Given problem
Below are records; count the lines that contain "name" and give only the total.

Data provided

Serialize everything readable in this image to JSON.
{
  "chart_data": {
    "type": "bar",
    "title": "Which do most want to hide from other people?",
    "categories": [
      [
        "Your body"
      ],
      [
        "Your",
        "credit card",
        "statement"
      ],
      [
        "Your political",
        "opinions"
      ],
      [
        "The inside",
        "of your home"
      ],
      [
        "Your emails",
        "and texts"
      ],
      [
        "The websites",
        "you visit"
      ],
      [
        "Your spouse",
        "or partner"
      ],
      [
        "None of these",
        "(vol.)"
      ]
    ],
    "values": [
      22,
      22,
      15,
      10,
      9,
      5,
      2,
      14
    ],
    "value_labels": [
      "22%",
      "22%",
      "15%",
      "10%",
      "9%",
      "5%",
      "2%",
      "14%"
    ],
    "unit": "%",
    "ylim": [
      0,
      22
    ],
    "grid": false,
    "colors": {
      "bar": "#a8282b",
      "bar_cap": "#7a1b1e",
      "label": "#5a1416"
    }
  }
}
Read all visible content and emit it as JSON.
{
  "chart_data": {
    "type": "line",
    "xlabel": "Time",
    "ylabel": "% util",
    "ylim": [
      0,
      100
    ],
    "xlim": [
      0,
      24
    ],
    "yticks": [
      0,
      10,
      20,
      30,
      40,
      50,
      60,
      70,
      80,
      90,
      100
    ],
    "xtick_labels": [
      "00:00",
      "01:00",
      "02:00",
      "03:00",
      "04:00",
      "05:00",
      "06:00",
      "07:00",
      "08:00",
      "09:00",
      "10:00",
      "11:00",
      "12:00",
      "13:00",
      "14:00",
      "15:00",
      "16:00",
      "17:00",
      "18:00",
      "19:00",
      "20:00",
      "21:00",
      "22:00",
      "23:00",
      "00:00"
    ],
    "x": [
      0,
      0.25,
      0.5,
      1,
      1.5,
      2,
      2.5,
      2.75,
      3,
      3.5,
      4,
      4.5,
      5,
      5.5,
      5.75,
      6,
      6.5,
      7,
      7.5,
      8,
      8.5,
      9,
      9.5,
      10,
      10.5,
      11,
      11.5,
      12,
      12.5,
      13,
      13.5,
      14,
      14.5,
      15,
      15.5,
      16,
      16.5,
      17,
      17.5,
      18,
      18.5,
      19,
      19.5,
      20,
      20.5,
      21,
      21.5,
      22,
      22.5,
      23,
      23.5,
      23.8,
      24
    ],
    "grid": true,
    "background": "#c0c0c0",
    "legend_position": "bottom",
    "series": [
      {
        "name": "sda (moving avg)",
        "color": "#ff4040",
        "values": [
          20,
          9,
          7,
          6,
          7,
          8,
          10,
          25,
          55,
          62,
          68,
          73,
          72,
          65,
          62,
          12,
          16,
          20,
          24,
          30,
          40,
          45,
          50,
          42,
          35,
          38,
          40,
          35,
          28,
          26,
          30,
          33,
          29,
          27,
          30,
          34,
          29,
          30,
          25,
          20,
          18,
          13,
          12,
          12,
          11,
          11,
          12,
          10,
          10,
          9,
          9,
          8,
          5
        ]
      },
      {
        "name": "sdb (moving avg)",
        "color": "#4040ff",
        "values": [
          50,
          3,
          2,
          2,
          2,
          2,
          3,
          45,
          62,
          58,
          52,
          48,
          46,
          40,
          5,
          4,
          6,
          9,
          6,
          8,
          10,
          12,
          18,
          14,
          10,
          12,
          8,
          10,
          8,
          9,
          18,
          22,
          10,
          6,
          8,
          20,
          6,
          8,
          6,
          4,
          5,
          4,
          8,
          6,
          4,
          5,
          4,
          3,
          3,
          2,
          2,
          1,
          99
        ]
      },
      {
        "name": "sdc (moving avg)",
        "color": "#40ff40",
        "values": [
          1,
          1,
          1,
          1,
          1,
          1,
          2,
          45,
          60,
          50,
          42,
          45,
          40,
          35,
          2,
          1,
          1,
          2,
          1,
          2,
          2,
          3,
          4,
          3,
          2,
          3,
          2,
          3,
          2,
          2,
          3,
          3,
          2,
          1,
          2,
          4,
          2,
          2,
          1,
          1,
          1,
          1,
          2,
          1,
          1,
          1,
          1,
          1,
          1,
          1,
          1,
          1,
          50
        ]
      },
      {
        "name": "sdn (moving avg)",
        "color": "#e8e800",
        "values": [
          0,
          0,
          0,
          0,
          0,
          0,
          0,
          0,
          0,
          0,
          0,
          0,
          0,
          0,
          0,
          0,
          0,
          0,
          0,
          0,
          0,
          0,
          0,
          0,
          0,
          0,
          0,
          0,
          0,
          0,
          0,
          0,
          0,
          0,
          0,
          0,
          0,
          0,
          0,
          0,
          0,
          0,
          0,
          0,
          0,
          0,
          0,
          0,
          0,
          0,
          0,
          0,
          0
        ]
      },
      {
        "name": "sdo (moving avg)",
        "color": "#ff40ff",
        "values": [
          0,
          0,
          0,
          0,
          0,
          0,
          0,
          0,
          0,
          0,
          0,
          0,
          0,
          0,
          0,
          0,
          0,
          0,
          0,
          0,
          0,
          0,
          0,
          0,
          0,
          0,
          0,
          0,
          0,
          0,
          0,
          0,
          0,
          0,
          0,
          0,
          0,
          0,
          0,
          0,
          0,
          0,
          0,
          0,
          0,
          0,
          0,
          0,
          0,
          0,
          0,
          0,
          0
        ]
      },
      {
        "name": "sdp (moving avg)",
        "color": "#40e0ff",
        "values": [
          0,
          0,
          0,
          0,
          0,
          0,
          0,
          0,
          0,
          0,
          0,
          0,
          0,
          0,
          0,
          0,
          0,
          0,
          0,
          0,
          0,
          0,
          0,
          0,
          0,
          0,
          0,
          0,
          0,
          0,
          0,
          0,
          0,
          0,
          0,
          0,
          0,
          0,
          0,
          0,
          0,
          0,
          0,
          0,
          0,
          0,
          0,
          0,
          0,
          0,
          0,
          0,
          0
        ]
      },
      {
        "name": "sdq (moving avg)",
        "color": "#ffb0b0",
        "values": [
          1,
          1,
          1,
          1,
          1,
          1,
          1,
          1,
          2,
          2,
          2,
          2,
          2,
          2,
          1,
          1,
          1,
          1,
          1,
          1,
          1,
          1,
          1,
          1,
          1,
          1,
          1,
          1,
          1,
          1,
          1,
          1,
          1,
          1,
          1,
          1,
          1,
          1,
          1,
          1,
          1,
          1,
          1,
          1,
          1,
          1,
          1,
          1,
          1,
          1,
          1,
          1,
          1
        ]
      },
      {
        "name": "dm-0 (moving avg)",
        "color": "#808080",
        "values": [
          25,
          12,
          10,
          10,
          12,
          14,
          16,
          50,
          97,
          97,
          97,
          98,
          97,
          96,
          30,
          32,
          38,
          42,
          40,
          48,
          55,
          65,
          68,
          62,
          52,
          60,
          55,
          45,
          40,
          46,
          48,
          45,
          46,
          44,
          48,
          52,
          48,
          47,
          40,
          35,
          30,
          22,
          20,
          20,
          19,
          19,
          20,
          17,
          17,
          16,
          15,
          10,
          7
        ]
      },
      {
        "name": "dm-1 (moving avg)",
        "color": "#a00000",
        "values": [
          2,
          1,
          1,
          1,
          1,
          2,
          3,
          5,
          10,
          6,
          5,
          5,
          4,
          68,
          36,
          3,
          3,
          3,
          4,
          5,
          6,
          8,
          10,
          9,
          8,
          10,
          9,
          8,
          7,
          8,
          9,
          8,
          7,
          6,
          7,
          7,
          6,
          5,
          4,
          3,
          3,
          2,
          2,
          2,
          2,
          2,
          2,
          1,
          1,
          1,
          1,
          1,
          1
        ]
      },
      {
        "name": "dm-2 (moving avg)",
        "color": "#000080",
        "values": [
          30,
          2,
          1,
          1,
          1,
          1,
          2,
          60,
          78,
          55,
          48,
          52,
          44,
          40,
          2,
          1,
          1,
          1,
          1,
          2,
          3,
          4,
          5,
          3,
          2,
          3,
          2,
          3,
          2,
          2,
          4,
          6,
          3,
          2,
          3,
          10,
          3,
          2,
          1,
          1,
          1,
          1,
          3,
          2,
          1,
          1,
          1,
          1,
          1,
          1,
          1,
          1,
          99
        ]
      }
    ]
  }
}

Worked answer
10